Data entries

######

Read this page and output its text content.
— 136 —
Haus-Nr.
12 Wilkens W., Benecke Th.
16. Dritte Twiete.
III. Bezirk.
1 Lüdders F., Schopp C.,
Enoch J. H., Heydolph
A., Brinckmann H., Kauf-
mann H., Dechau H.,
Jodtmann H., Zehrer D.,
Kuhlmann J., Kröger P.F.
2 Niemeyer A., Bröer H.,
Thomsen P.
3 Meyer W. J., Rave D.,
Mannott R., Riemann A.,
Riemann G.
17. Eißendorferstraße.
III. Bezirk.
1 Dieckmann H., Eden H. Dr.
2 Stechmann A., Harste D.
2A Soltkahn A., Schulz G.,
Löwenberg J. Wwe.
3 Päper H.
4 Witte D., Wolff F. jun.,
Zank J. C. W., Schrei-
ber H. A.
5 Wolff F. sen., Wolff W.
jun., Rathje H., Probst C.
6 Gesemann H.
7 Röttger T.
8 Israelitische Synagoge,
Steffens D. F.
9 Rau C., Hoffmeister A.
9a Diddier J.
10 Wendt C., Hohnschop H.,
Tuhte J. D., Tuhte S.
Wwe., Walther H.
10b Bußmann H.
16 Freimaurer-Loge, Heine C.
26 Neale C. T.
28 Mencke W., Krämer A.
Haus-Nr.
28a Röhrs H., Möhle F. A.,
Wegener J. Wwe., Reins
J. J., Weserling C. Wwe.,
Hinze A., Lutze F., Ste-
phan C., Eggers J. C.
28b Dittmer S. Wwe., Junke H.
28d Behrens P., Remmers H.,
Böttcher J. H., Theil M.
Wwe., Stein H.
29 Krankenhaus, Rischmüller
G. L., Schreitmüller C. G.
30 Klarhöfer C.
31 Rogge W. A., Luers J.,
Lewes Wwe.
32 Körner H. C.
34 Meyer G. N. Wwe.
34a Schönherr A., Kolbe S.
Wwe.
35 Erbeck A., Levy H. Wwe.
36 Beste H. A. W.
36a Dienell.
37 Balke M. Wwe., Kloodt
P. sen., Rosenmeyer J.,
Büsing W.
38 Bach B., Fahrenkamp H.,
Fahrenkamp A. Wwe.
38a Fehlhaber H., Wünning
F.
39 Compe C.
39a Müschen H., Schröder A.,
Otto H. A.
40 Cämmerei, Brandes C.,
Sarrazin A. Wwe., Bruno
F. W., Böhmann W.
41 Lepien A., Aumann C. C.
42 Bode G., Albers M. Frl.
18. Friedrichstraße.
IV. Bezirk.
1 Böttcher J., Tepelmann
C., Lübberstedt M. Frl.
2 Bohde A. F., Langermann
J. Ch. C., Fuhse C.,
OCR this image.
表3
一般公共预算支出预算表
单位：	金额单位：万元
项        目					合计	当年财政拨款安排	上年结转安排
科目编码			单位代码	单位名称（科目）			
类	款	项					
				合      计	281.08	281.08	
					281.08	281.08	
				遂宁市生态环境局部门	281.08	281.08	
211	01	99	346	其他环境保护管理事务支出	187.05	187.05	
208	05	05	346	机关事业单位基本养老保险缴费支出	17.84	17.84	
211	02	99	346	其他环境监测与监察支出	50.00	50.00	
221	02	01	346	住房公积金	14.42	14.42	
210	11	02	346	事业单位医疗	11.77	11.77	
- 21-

######

## [THE PROBLEM]
Show, from the listing above, each line that contains the word "Böttcher".

## [SOLUTION TO THE EXERCISE]
Böttcher J. H., Theil M.
1 Böttcher J., Tepelmann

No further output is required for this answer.